» **Text section**
* begin *

Marcus Patterson said:


> Anyone else here applying for a Cinematography fellowship?  Everyone I know getting interviews so far are Directing and Screenwriting.


I applied for Cinematography, haven't heard anything yet


----------



## Marcus Patterson (Feb 19, 2014)

Since the deadline was Jan 31st, they may not have started yet.  I don't know anyone else applying for Cinematography, so there's no way to tell for sure.  Just staying hopeful!


----------



## TheRealSV (Feb 20, 2014)

Yes!!!' I got the call!! Flying to LA in March for the interview! Director program!


----------



## Marcus Patterson (Feb 20, 2014)

Congratulations man!  Glad to hear they are still making calls for interviews haha


----------



## BkBred (Feb 22, 2014)

My friend applied for cinematography. 
He also got his call recently


----------



## Arijit (Feb 24, 2014)

Hi, any International applicants around?


----------



## Emma Weston (Feb 25, 2014)

Just had my call for interview for the Directing Program! I'm an international applicant from London, so my interview is unfortunately a Skype call. Does anybody know roughly how many people get interviewed for each program?


----------



## Ilovefilms (Feb 25, 2014)

I thought this post might be helpful if you haven;t seen it yet.

http://www.filmmaker.com/node/13186


----------



## NedNYC (Feb 26, 2014)

Hi all, 
This has likely already been answered as best it can somewhere above or elsewhere on the forum, BUT: I applied to Columbia and AFI for Directing. I've got an interview scheduled for mid-March at Columbia, to which I was invited on February 16. I've heard nothing from AFI. I got my application in at the last minute for both places.

I suppose what I'm looking for at this point (February 26) is someone to either assuage my nerves (don't worry, you're low in the application pile; they sometimes take longer to invite folks for interviews; sometimes they don't interview at all but accept on other terms; etc.) or drive the hammer home (by now you should have heard something, and if you haven't it means you're likely not headed to California). 

Anyone have any words of wisdom?


----------



## Alfonso Jaramillo (Feb 26, 2014)

Cinematography here. No call yet. After multiple unanswered emails it came to light that the admissions department had not included the recommendation letters in my application. So it wasn't until last week that they had all the papers in order. They "guaranteed" that it didn't hurt my chances. Still can't help but feel like I'm screwed.


----------



## NedNYC (Feb 26, 2014)

"Waiting is the hardest part."

I'm hesitant to email anyone to ask by when they try to have all those interview calls made, because it seems like it would put whomever answered in the awkward position of having to say, "Oh, well, if you haven't received an invitation to interview yet...you're probably done." (Obviously, it's not THAT awkward, because they're not the ones applying and putting their money and a bit of self-worth on the line by asking relative strangers to decide who fits the best in a small class, but still.) Anyway, if anyone here has gone through this before, perhaps they can make a reasonable prediction of a date by which if one hasn't heard anything, one can probably stop worrying. Hands?


----------



## Helen Forsdale (Feb 26, 2014)

Cinematography app - no news aside from the email stating that they received my application.

* end *

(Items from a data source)
* begin *

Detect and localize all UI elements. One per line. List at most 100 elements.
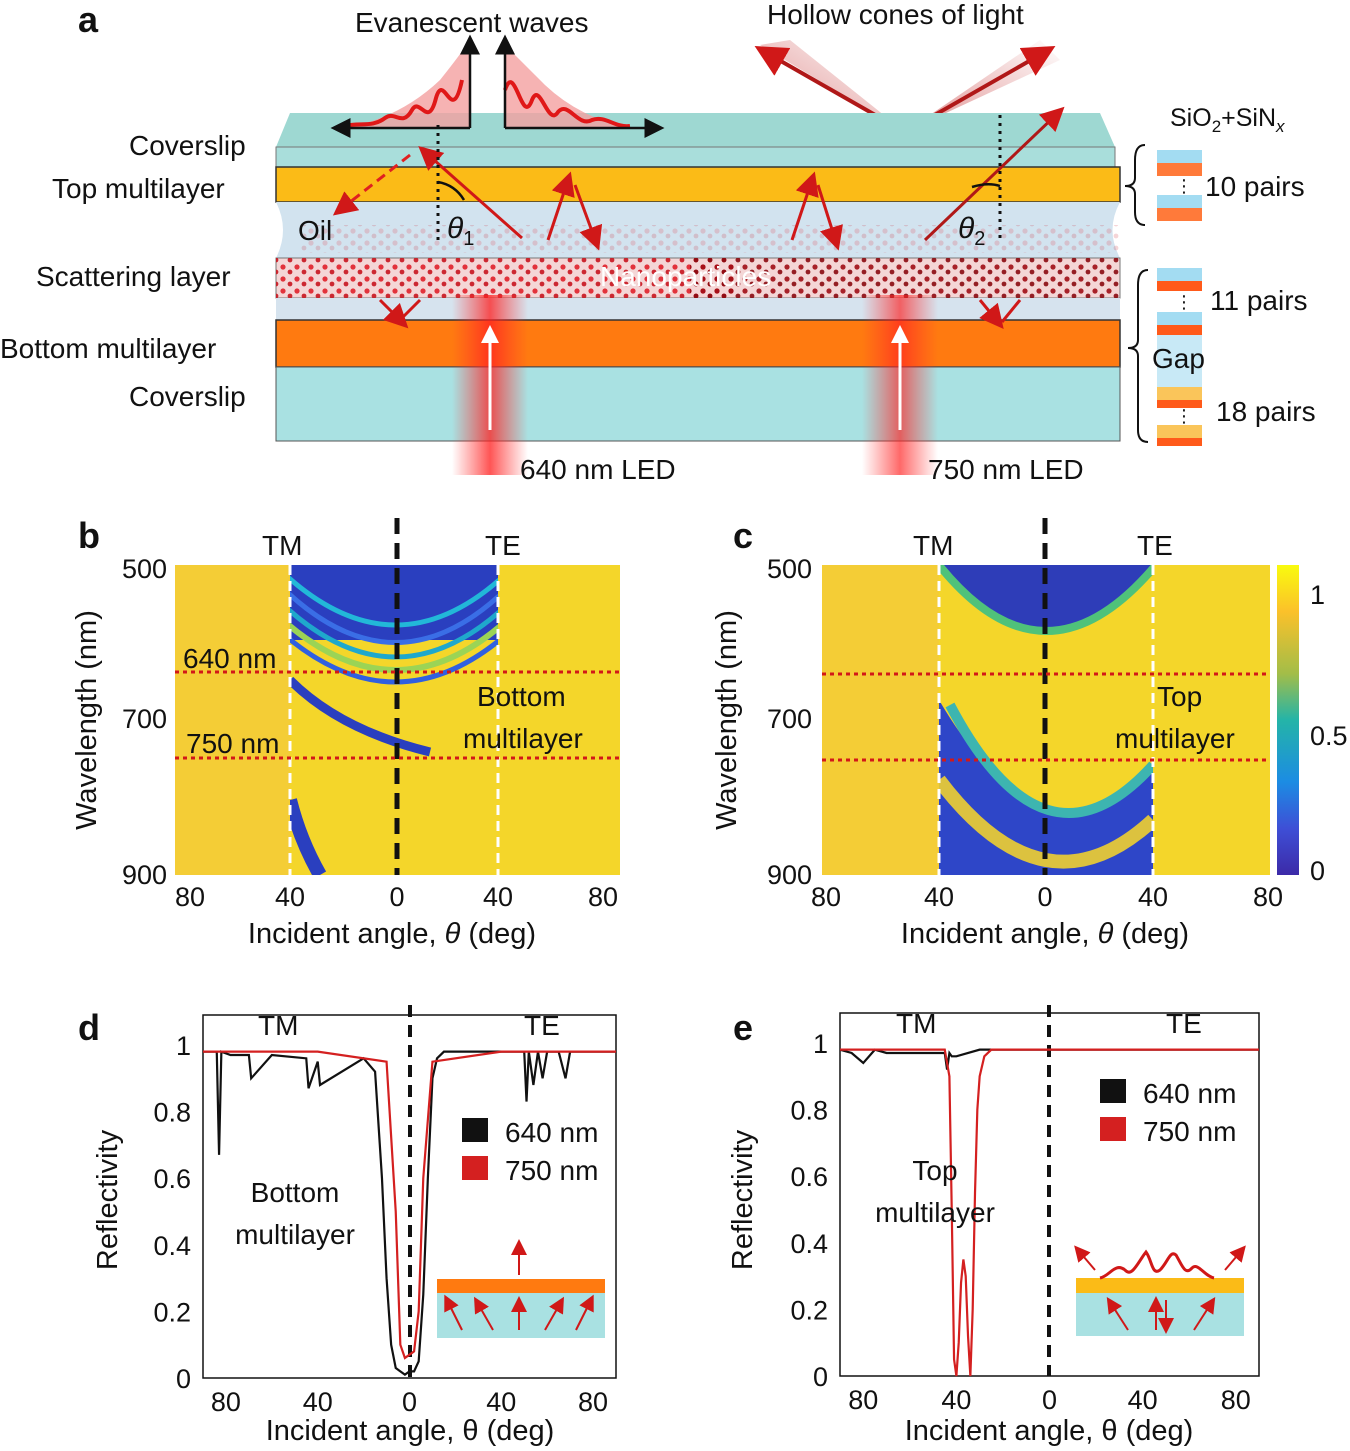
panel-e-ylabel: Reflectivity <box>727 1129 759 1270</box>
panel-e-caption-text: Top multilayer <box>875 1155 995 1228</box>
ray-bottom-4 <box>1000 299 1022 323</box>
ray-up-1 <box>546 171 575 241</box>
panel-d-inset-arrow-5 <box>575 1294 594 1331</box>
panel-b-xtick-4: 80 <box>588 882 618 912</box>
panel-d-inset-substrate <box>437 1293 605 1338</box>
panel-e-xtick: 40 <box>1128 1385 1158 1415</box>
oil-haze <box>300 225 1120 253</box>
panel-e-ticks: 80 40 0 40 80 0 0.2 0.4 0.6 0.8 1 <box>790 1029 1250 1415</box>
panel-d-te: TE <box>524 1010 560 1041</box>
label-coverslip-top: Coverslip <box>129 130 246 161</box>
panel-d-xtick: 40 <box>303 1387 333 1417</box>
panel-c-caption-2: multilayer <box>1115 723 1235 754</box>
stack-gap <box>1157 335 1202 387</box>
stack-top-sio2-2 <box>1157 195 1202 208</box>
panel-c-cbar-1: 1 <box>1310 580 1325 610</box>
panel-c-lower-band-edge <box>945 702 1153 818</box>
label-bottom-multilayer: Bottom multilayer <box>0 333 216 364</box>
nanoparticles-dark <box>690 258 1120 298</box>
panel-d-ytick: 0.2 <box>153 1297 191 1327</box>
stack-c-b-1 <box>1157 400 1202 408</box>
panel-d-xtick: 80 <box>211 1387 241 1417</box>
panel-d-legend-750: 750 nm <box>505 1155 598 1186</box>
panel-b-te: TE <box>485 530 521 561</box>
panel-c-lower-band-gap <box>939 775 1153 869</box>
panel-c: c TM TE Top multilayer 1 0.5 0 500 700 9… <box>711 515 1348 950</box>
panel-e: e TM TE Top multilayer 640 nm 750 nm 80 4… <box>727 1005 1260 1447</box>
panel-d-caption: Bottom multilayer <box>235 1177 355 1250</box>
panel-d-ytick: 0.8 <box>153 1098 191 1128</box>
stack-c-b-2 <box>1157 438 1202 446</box>
nanoparticles-light <box>276 258 736 298</box>
stack-top-ellipsis: ⋮ <box>1175 176 1193 196</box>
panel-b-band-750 <box>290 676 432 757</box>
ray-up-2 <box>790 171 819 241</box>
label-18-pairs: 18 pairs <box>1216 396 1316 427</box>
panel-b-ytick-500: 500 <box>122 554 167 584</box>
panel-d-series-640nm <box>203 1050 616 1377</box>
stack-b-sio2-1 <box>1157 268 1202 281</box>
panel-e-xlabel: Incident angle, θ (deg) <box>905 1415 1194 1447</box>
stack-b-sinx-2 <box>1157 325 1202 335</box>
panel-c-caption-1: Top <box>1157 681 1202 712</box>
panel-b-letter: b <box>78 515 100 556</box>
stack-top-sio2-1 <box>1157 150 1202 163</box>
panel-e-inset <box>1074 1245 1246 1336</box>
panel-e-inset-arrow-out-r <box>1224 1245 1246 1271</box>
theta2-symbol: θ2 <box>958 212 985 250</box>
panel-b-xtick-2: 0 <box>389 882 404 912</box>
panel-e-ytick: 0.4 <box>790 1229 828 1259</box>
panel-d-xtick: 0 <box>402 1387 417 1417</box>
panel-e-inset-arrow-1 <box>1106 1296 1129 1331</box>
panel-c-tm: TM <box>913 530 953 561</box>
panel-c-xtick-4: 80 <box>1253 882 1283 912</box>
panel-a-letter: a <box>78 0 99 40</box>
panel-d-legend-swatch-750 <box>462 1156 488 1180</box>
ray-bottom-1 <box>378 298 409 329</box>
label-10-pairs: 10 pairs <box>1205 171 1305 202</box>
coverslip-bottom <box>275 366 1121 442</box>
panel-b-tm: TM <box>262 530 302 561</box>
panel-d-xtick: 80 <box>578 1387 608 1417</box>
panel-e-legend-swatch-640 <box>1100 1079 1126 1103</box>
label-led-750: 750 nm LED <box>928 454 1084 485</box>
panel-e-legend-640: 640 nm <box>1143 1078 1236 1109</box>
label-11-pairs: 11 pairs <box>1210 285 1308 316</box>
label-coverslip-bottom: Coverslip <box>129 381 246 412</box>
panel-e-inset-arrow-4 <box>1193 1296 1216 1331</box>
stack-c-ellipsis: ⋮ <box>1175 406 1193 426</box>
panel-c-ylabel: Wavelength (nm) <box>711 610 743 830</box>
stack-top-sinx-1 <box>1157 163 1202 176</box>
panel-e-ytick: 0.2 <box>790 1295 828 1325</box>
evanescent-envelope-right <box>505 45 630 128</box>
ray-bottom-2 <box>396 298 422 324</box>
panel-b-xtick-0: 80 <box>175 882 205 912</box>
panel-d-series-750nm <box>203 1050 616 1360</box>
panel-e-caption: Top multilayer <box>875 1155 995 1228</box>
panel-c-xtick-0: 80 <box>811 882 841 912</box>
panel-b: b TM TE 640 nm 750 nm Bottom multilayer … <box>71 515 620 950</box>
panel-d-ylabel: Reflectivity <box>92 1129 124 1270</box>
panel-c-lower-band-fill <box>939 680 1153 875</box>
panel-e-inset-substrate <box>1076 1293 1244 1336</box>
panel-e-xtick: 80 <box>848 1385 878 1415</box>
stack-b-ellipsis: ⋮ <box>1175 292 1193 312</box>
stack-b-sio2-2 <box>1157 312 1202 325</box>
label-scattering-layer: Scattering layer <box>36 261 231 292</box>
evanescent-envelope-left <box>345 40 470 128</box>
panel-c-cbar-05: 0.5 <box>1310 721 1348 751</box>
label-top-multilayer: Top multilayer <box>52 173 225 204</box>
panel-c-xtick-1: 40 <box>924 882 954 912</box>
panel-e-ytick: 0.8 <box>790 1096 828 1126</box>
panel-b-caption-2: multilayer <box>463 723 583 754</box>
panel-e-ytick: 0 <box>813 1362 828 1392</box>
label-gap: Gap <box>1152 343 1205 374</box>
panel-e-ytick: 0.6 <box>790 1162 828 1192</box>
panel-d-inset-arrow-2 <box>474 1296 494 1331</box>
panel-c-map-left <box>822 565 939 875</box>
stack-c-a-2 <box>1157 425 1202 438</box>
panel-e-tm: TM <box>896 1008 936 1039</box>
ray-down-2 <box>816 184 843 251</box>
panel-c-ytick-900: 900 <box>767 860 812 890</box>
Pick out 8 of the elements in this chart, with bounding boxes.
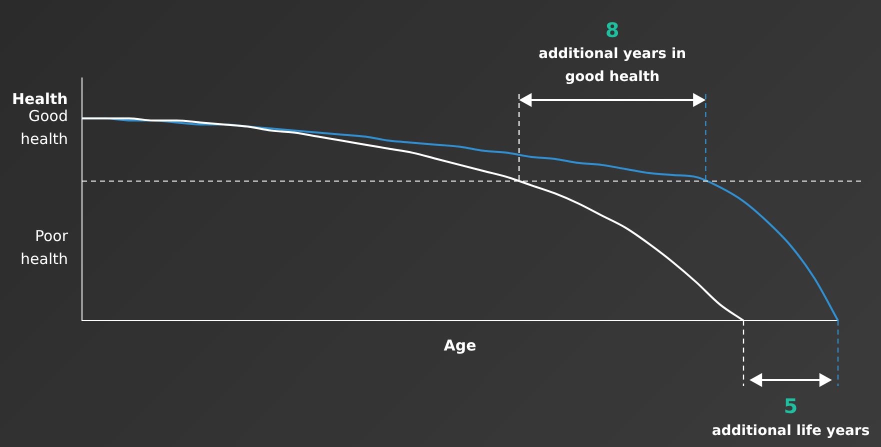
x-axis-title: Age xyxy=(444,336,476,354)
text: Poor health xyxy=(20,227,69,268)
text: 8 xyxy=(604,18,620,42)
text: Good health xyxy=(20,106,68,148)
text: additional years in good health xyxy=(538,45,688,87)
text: 5 xyxy=(782,394,799,418)
text: additional life years xyxy=(710,422,871,441)
y-axis-title: Health xyxy=(12,90,68,108)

* end *

» **Short exercise**
Give a two-sentence summary of the forum thread.

» **Written solution**
Applicants to Cinematography and Directing programs compare notes on interview calls: TheRealSV and Emma Weston report Directing interview calls, and BkBred says a friend who applied for cinematography got a call, while Alfonso Jaramillo and Helen Forsdale, both in Cinematography, have heard nothing. NedNYC, who has a mid-March interview at Columbia but no word from AFI, asks whether anyone can predict a date after which applicants who haven't been contacted can stop worrying.